→ Directions for this task: Show every line that has the string "other" in it.

→ Data:
◇ ◇ ◇ ◇

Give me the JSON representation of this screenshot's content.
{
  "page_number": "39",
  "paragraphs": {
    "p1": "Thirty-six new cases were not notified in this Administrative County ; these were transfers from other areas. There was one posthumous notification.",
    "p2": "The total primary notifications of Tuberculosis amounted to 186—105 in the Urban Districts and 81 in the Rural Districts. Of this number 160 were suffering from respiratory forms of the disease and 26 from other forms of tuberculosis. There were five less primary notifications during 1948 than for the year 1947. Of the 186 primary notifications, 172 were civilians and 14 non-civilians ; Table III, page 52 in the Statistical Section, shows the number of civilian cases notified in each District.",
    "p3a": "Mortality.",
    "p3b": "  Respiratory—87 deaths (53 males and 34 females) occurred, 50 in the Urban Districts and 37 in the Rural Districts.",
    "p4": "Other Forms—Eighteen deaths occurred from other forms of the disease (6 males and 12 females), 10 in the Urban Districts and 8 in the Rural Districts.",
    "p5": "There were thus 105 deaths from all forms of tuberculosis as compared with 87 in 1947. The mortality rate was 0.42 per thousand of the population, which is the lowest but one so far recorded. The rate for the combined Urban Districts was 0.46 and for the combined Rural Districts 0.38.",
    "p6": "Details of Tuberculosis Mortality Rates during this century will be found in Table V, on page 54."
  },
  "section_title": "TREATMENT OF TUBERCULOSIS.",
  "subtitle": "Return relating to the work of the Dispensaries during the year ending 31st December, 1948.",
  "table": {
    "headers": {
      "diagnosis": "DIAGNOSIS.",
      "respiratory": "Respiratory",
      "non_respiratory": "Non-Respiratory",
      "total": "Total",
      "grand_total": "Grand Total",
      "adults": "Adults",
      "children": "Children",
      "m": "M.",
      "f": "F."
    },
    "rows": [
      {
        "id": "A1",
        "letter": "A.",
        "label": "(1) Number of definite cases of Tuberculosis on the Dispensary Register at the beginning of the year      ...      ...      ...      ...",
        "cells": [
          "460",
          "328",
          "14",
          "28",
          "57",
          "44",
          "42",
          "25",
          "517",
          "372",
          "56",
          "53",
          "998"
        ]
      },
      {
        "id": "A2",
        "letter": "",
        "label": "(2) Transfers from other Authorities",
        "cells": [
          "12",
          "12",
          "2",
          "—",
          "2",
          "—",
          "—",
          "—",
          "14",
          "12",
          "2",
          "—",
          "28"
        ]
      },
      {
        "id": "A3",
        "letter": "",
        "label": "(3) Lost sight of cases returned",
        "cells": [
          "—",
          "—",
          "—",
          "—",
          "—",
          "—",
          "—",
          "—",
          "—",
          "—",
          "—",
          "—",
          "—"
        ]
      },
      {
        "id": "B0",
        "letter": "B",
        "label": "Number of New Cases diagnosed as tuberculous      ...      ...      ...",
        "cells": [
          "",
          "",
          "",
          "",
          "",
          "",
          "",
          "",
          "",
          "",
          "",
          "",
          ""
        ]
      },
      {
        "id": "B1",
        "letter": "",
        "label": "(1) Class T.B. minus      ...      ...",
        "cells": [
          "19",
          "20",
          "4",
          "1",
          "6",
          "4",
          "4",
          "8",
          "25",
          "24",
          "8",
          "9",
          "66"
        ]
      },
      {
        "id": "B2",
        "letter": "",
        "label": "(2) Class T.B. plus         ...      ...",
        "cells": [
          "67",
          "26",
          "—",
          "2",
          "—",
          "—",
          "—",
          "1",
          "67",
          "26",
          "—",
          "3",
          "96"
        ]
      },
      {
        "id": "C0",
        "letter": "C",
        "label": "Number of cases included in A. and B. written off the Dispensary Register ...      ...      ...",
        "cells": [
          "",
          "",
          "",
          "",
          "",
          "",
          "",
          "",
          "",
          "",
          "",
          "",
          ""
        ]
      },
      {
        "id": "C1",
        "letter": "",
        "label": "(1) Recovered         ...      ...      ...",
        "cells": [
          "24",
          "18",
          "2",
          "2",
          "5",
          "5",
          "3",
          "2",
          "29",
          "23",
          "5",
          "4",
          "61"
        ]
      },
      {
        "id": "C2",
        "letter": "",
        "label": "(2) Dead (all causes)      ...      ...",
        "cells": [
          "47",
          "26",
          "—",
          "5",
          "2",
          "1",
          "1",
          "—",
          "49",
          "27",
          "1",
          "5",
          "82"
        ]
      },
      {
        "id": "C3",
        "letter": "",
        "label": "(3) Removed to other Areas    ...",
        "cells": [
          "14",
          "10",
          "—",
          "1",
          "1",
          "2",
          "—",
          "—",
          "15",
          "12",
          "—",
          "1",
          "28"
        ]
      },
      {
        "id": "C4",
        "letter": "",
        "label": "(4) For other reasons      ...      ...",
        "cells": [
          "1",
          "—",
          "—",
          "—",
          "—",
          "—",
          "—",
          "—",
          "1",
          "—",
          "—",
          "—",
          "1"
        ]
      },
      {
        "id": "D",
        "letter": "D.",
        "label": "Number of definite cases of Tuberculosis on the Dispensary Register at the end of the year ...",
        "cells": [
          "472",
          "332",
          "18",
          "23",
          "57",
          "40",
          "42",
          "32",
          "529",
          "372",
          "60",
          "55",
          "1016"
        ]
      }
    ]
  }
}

◇ ◇ ◇ ◇

→ Exercise result:
    "p1": "Thirty-six new cases were not notified in this Administrative County ; these were transfers from other areas. There was one posthumous notification.",
    "p2": "The total primary notifications of Tuberculosis amounted to 186—105 in the Urban Districts and 81 in the Rural Districts. Of this number 160 were suffering from respiratory forms of the disease and 26 from other forms of tuberculosis. There were five less primary notifications during 1948 than for the year 1947. Of the 186 primary notifications, 172 were civilians and 14 non-civilians ; Table III, page 52 in the Statistical Section, shows the number of civilian cases notified in each District.",
    "p4": "Other Forms—Eighteen deaths occurred from other forms of the disease (6 males and 12 females), 10 in the Urban Districts and 8 in the Rural Districts.",
        "label": "(2) Transfers from other Authorities",
        "label": "(3) Removed to other Areas    ...",
        "label": "(4) For other reasons      ...      ...",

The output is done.